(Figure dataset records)
*-*-*

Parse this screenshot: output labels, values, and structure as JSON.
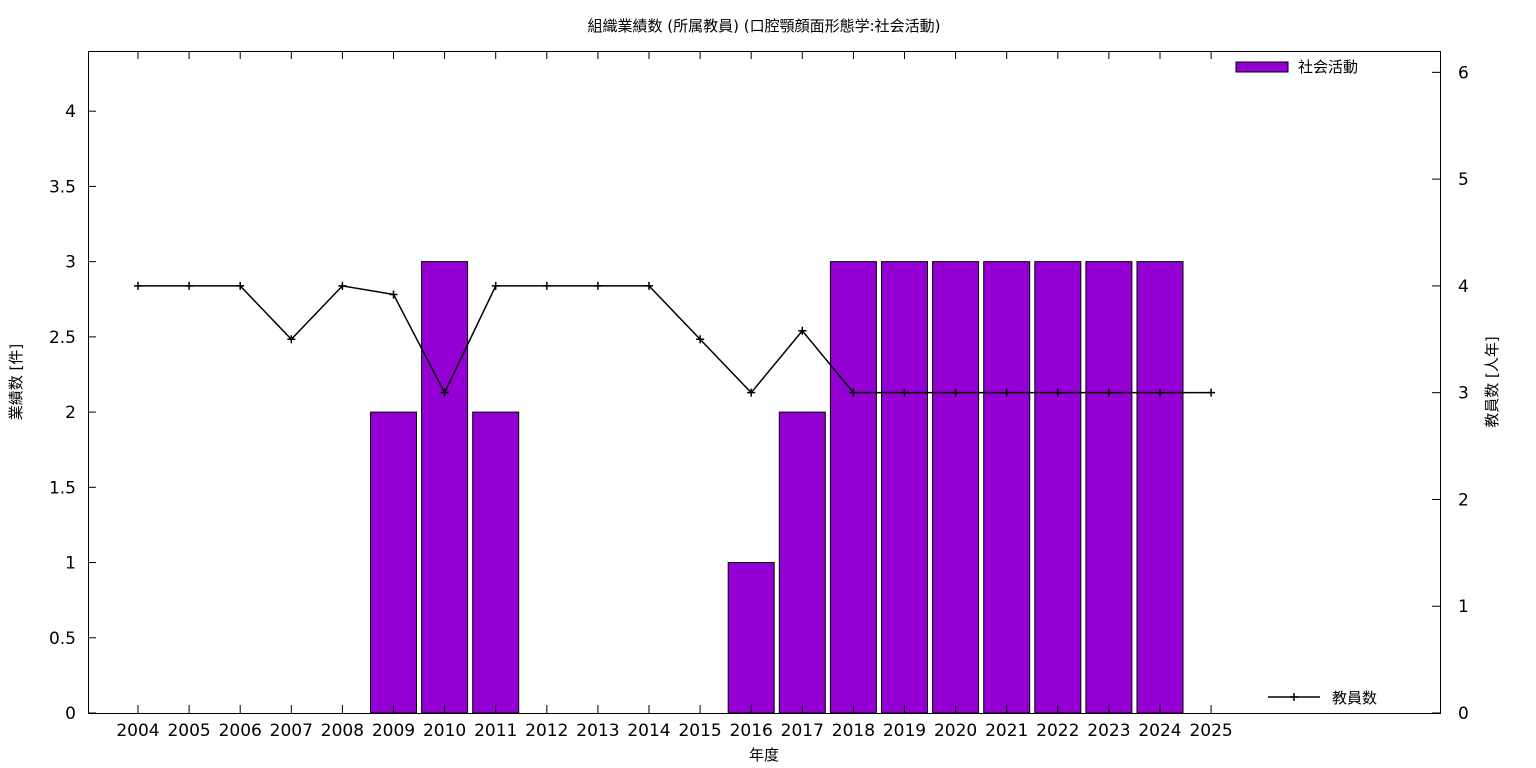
{
  "chart_data": {
    "type": "bar",
    "title": "組織業績数 (所属教員) (口腔顎顔面形態学:社会活動)",
    "xlabel": "年度",
    "ylabel": "業績数 [件]",
    "y2label": "教員数 [人年]",
    "categories": [
      "2004",
      "2005",
      "2006",
      "2007",
      "2008",
      "2009",
      "2010",
      "2011",
      "2012",
      "2013",
      "2014",
      "2015",
      "2016",
      "2017",
      "2018",
      "2019",
      "2020",
      "2021",
      "2022",
      "2023",
      "2024",
      "2025"
    ],
    "ylim": [
      0,
      4.4
    ],
    "y2lim": [
      0,
      6.2
    ],
    "yticks": [
      "0",
      "0.5",
      "1",
      "1.5",
      "2",
      "2.5",
      "3",
      "3.5",
      "4"
    ],
    "y2ticks": [
      "0",
      "1",
      "2",
      "3",
      "4",
      "5",
      "6"
    ],
    "grid": false,
    "legend_placement": "top-right",
    "series": [
      {
        "name": "社会活動",
        "kind": "bar",
        "axis": "left",
        "color": "#9400d3",
        "values": [
          0,
          0,
          0,
          0,
          0,
          2,
          3,
          2,
          0,
          0,
          0,
          0,
          1,
          2,
          3,
          3,
          3,
          3,
          3,
          3,
          3,
          0
        ]
      },
      {
        "name": "教員数",
        "kind": "line",
        "axis": "right",
        "color": "#000000",
        "values": [
          4,
          4,
          4,
          3.5,
          4,
          3.92,
          3,
          4,
          4,
          4,
          4,
          3.5,
          3,
          3.58,
          3,
          3,
          3,
          3,
          3,
          3,
          3,
          3
        ]
      }
    ]
  }
}
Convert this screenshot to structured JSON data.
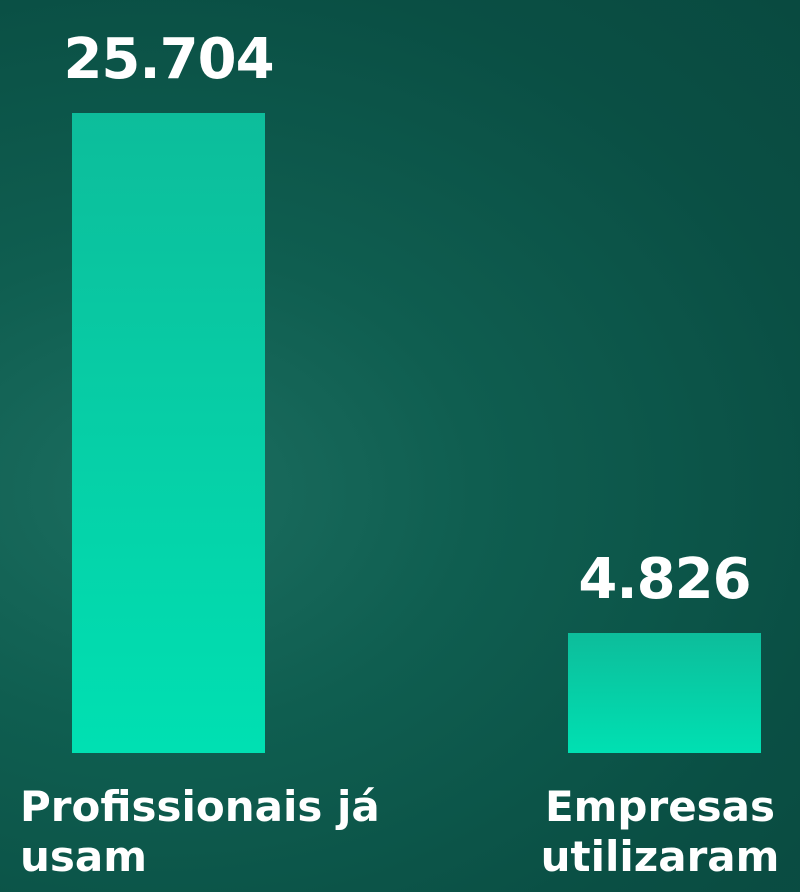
{
  "chart_data": {
    "type": "bar",
    "categories": [
      "Profissionais já usam",
      "Empresas utilizaram"
    ],
    "values": [
      25704,
      4826
    ],
    "value_labels": [
      "25.704",
      "4.826"
    ],
    "color": "#00e0b2",
    "ylim": [
      0,
      25704
    ]
  }
}
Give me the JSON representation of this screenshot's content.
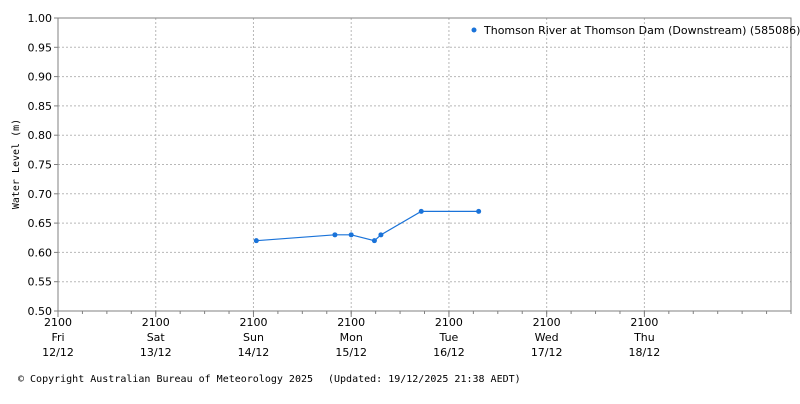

*-*-*

• _Problem to work on_:
Find the lines that include the string "JSON", then copy each of them.

• _Answer for the task_:
Parse this screenshot: output labels, values, and structure as JSON.
Convert this screenshot to structured JSON data.
Give me the JSON representation of this screenshot's content.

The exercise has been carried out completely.